EXERCÍCIO PROPOSTO
Atualize o trecho do texto sobre Aldous Huxley de "Contra essa censura" a "e de mecânico.", substituindo "objeções" por "ressalvas", e reproduza o resultado.

TEXTO FORNECIDO
=-=-=

Se o mundo não é perfeito, cabe ao homem promover atos perfeitos para viver melhor e não querer construir um mundo perfeito.

“Aldous Huxley escreveu este livro para nos advertir da culpa monstruosa que se oculta por trás da inocência dos idealistas”.


 
Estudo sobre Aldous Huxley

Prefácio a A Ilha, escrito para a reedição dessa obra pela Editora Globo, São Paulo, 2001.

Olavo de Carvalho


A Ilha

 
 Os críticos acusaram freqüentemente os personagens de Huxley de não ser propriamente seres humanos, mas apenas símbolos de idéias.

 
Contra essa censura posso levantar de imediato três objeções:

 
1) Mesmo que ela fosse certa, não bastaria para arrasar de vez a reputação de Huxley como ficcionista, de vez que crítica semelhante já se fez a Swift e Voltaire.

 
2) Ela não é propriamente uma censura, mas a definição mesma do gênero “sátira”, no qual se incluem, de algum modo (já veremos qual), as principais obras de Huxley. Não é possível satirizar os seres humanos naquilo que têm de pessoal e autêntico, mas só no que têm de exterior, de típico, de copiado e de mecânico.

 
3) Mas as histórias de Huxley escapam mesmo às limitações intrínsecas do gênero satírico. É verdade que Lenina Crowne ou Bernard Trotsky, em O Admirável Mundo Novo, assim como Will Farnaby, Robert MacPhail ou o embaixador Bahu, em A Ilha, não são realmente pessoas de carne e osso: são encarnações das utopias, sonhos e ilusões da intelectualidade ocidental. Mas se malgrado essa sua origem puramente intelectual seus destinos nos interessam e nos comovem como os de gente de verdade, é pelo fato de que, no século XX, o poder enormemente ampliado da mídia cultural fez com que as idéias passassem a ter uma influência formadora mais direta e decisiva sobre os corações humanos. Símbolos, frases-feitas, emoções e trejeitos mentais criados pelos intelectuais fincaram raízes tão profundas no subconsciente das pessoas, que se tornaram, em muitos casos, indiscerníveis das reações pessoais autênticas. É olhar e ver: muitas personalidades em torno de nós são realmente, literalmente, traslados de modas intelectuais. Esses tipos só são cômicos e artificiais quando vistos do exterior, e nossa reação perante eles é ambígua: não conseguimos nem compartilhar de seus sentimentos ao ponto de sofrer por eles, nem desidentificar-nos deles o bastante para torná-los definitivamente cômicos. Pois todos nós, uns mais, outros menos, macaqueamos as modas culturais, e este é um destino inescapável do homem moderno: nem possuímos mais aquele fundo comum de valores e símbolos que permitia ao camponês da Idade Média ser ele mesmo justamente porque era igual a todos, nem nos tornamos tão prodigiosamente individualizados que possamos inventar nossa própria linguagem. A única autenticidade possível ao homem moderno é um arranjo mais ou menos pessoal de modelos mais ou menos copiados.

=-=-=

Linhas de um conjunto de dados

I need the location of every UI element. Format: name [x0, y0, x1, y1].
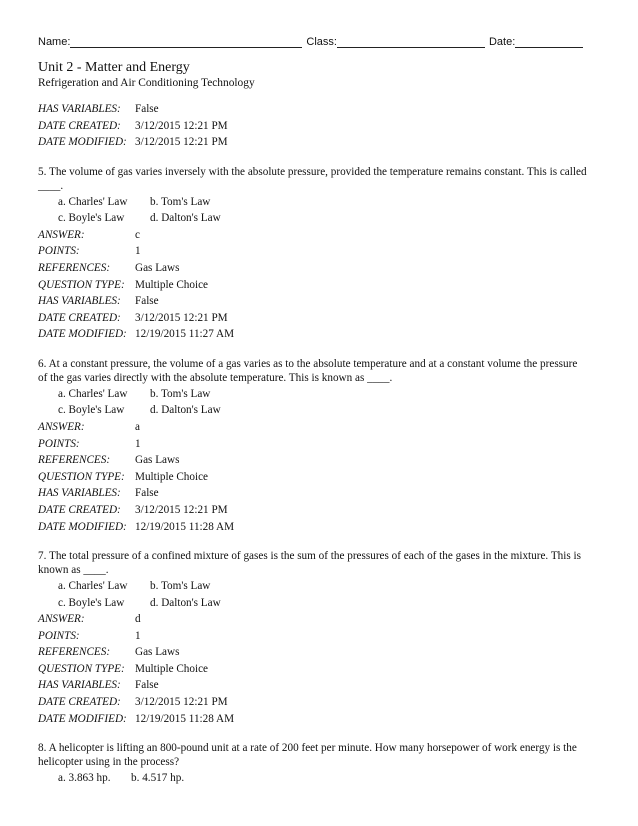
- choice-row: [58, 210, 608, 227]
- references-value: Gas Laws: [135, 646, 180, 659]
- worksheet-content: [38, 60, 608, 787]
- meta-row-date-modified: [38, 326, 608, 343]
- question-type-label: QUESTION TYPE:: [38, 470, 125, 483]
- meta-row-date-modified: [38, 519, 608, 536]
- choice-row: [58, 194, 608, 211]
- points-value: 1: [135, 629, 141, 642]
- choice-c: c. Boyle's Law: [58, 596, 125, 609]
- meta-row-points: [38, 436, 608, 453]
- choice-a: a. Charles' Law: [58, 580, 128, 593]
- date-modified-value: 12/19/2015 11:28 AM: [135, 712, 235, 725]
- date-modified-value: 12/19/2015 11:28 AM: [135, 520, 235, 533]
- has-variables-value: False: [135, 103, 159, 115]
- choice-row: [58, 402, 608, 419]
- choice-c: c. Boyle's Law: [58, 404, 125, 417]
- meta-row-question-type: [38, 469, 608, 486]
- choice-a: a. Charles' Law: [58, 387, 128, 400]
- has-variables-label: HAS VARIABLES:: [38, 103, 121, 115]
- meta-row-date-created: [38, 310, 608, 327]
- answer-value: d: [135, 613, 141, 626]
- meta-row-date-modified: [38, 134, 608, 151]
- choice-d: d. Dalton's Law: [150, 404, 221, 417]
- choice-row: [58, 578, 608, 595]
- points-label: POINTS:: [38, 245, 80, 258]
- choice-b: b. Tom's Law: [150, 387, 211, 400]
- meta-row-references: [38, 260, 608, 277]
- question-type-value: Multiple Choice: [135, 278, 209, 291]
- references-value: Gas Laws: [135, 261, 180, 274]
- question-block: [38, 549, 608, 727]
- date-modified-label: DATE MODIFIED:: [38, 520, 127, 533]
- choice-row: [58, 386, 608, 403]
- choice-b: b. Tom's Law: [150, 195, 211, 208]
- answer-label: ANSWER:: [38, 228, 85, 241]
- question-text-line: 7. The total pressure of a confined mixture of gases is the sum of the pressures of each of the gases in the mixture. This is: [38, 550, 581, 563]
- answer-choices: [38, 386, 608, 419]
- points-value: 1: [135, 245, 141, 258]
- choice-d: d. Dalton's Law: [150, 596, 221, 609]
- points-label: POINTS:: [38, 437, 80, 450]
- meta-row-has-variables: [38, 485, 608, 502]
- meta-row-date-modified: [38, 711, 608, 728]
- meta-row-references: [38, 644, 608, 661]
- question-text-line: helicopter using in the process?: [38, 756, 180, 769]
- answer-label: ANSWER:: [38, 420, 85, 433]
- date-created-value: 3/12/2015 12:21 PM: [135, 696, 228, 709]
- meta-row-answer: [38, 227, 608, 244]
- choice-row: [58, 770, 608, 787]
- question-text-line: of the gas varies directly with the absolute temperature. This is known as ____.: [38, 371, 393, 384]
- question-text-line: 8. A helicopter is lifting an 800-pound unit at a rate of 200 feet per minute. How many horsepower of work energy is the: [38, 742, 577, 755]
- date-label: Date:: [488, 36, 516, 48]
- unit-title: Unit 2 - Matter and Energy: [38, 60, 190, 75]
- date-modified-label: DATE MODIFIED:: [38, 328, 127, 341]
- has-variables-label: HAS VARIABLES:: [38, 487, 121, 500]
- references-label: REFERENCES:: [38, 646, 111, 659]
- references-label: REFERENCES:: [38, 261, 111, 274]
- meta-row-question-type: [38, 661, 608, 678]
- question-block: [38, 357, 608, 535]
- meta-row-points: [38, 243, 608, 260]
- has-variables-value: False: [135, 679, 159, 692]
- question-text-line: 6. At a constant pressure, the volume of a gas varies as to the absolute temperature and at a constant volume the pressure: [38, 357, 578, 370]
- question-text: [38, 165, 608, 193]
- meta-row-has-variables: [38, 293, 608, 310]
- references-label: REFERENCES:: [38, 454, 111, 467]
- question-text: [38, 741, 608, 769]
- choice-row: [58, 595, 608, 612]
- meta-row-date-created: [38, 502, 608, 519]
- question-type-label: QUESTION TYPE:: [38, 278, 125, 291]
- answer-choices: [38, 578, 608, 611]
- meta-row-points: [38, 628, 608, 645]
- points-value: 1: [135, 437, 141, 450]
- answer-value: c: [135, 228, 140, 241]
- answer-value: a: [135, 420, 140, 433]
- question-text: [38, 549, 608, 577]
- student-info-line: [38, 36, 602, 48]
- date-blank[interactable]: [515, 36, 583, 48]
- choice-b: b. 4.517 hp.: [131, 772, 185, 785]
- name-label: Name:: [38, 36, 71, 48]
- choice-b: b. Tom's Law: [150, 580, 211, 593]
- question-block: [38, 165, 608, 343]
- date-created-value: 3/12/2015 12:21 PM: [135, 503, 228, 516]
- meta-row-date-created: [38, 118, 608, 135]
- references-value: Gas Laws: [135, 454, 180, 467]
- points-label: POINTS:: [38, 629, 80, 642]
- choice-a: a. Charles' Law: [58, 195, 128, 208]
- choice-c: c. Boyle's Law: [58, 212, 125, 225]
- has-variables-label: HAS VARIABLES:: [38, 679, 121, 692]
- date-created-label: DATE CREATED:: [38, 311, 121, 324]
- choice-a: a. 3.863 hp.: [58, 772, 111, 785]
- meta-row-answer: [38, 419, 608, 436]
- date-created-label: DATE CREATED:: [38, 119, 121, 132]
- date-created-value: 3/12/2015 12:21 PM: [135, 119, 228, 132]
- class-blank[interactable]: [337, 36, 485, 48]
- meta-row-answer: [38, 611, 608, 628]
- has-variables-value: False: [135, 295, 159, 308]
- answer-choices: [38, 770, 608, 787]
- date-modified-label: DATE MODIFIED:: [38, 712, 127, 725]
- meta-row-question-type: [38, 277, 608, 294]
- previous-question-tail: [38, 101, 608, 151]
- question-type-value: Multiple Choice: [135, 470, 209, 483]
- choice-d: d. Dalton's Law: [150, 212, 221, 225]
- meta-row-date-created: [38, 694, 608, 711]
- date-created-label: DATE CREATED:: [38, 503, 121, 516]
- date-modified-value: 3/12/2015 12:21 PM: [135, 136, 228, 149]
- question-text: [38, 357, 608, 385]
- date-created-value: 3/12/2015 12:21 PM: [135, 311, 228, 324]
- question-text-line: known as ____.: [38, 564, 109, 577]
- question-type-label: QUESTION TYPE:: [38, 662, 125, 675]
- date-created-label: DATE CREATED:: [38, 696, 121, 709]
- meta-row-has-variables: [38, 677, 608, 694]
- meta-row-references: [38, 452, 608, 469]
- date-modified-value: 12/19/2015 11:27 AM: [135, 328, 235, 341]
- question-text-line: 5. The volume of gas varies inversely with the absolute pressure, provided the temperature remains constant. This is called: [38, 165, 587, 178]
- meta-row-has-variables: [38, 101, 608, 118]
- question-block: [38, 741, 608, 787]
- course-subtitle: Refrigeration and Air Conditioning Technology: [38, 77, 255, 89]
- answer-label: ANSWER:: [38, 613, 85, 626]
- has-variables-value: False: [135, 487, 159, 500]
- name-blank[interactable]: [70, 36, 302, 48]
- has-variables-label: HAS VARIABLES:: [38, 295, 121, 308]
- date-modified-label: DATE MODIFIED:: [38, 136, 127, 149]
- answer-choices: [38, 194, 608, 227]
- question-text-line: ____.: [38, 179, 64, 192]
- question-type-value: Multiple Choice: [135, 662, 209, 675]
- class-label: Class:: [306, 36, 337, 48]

=-=-=

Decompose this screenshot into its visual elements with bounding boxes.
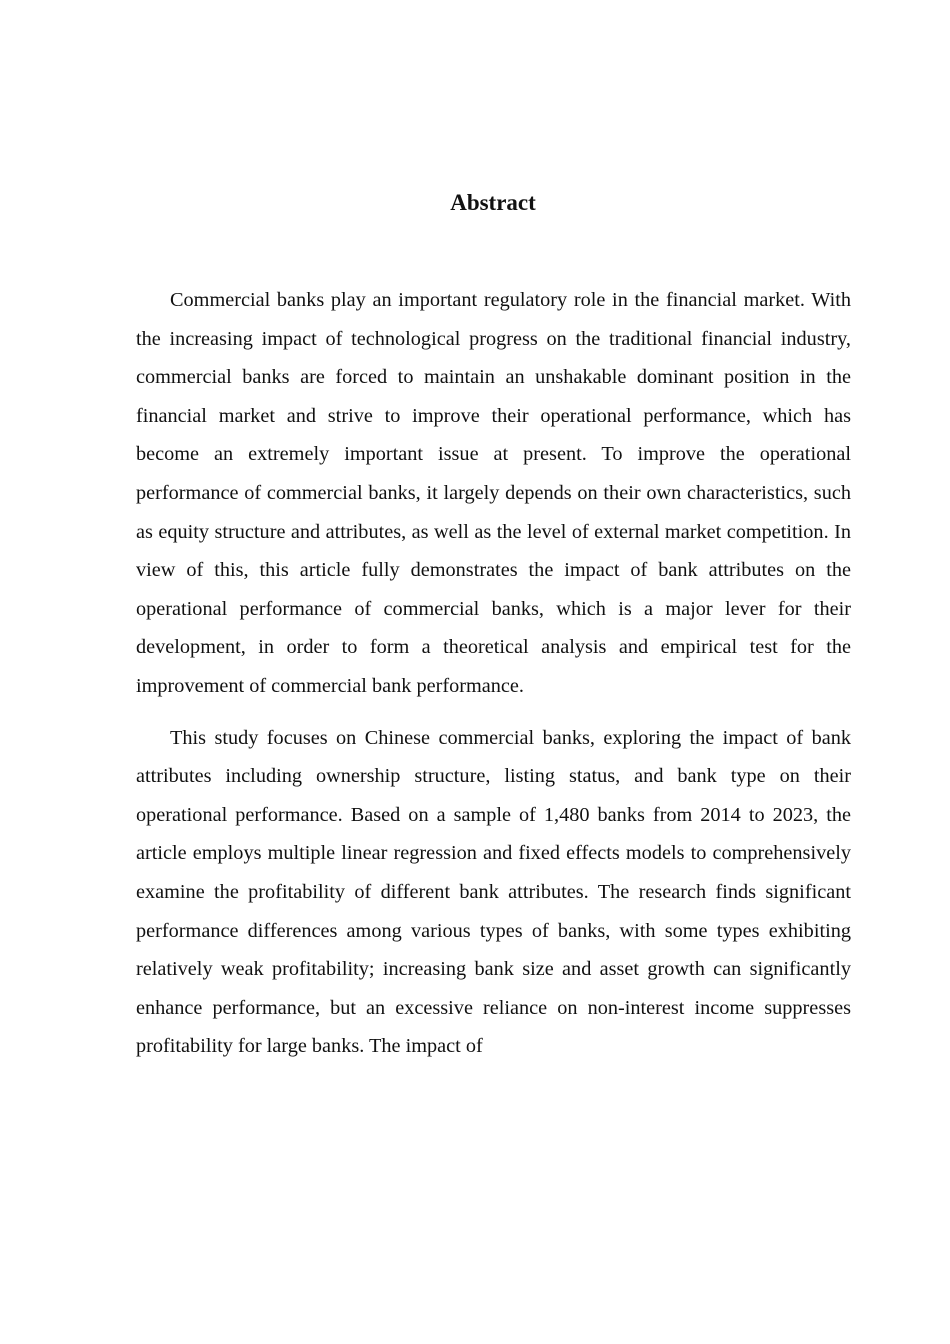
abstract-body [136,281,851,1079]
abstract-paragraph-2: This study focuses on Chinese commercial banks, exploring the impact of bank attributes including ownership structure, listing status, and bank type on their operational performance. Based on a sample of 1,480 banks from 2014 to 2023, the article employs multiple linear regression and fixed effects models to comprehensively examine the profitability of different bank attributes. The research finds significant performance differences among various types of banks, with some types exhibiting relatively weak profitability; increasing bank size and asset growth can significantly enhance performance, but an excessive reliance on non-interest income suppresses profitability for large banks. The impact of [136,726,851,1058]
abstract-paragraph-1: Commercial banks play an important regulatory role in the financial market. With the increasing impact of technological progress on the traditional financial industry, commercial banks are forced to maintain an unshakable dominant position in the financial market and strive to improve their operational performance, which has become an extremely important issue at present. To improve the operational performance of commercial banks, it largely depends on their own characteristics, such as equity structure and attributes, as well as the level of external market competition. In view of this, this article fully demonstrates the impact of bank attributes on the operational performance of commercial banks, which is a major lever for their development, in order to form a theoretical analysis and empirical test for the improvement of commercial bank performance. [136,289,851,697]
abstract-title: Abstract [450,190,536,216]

=-=-=

RESULTADO DO EXERCÍCIO
Contra essa censura posso levantar de imediato três ressalvas:

 
1) Mesmo que ela fosse certa, não bastaria para arrasar de vez a reputação de Huxley como ficcionista, de vez que crítica semelhante já se fez a Swift e Voltaire.

 
2) Ela não é propriamente uma censura, mas a definição mesma do gênero “sátira”, no qual se incluem, de algum modo (já veremos qual), as principais obras de Huxley. Não é possível satirizar os seres humanos naquilo que têm de pessoal e autêntico, mas só no que têm de exterior, de típico, de copiado e de mecânico.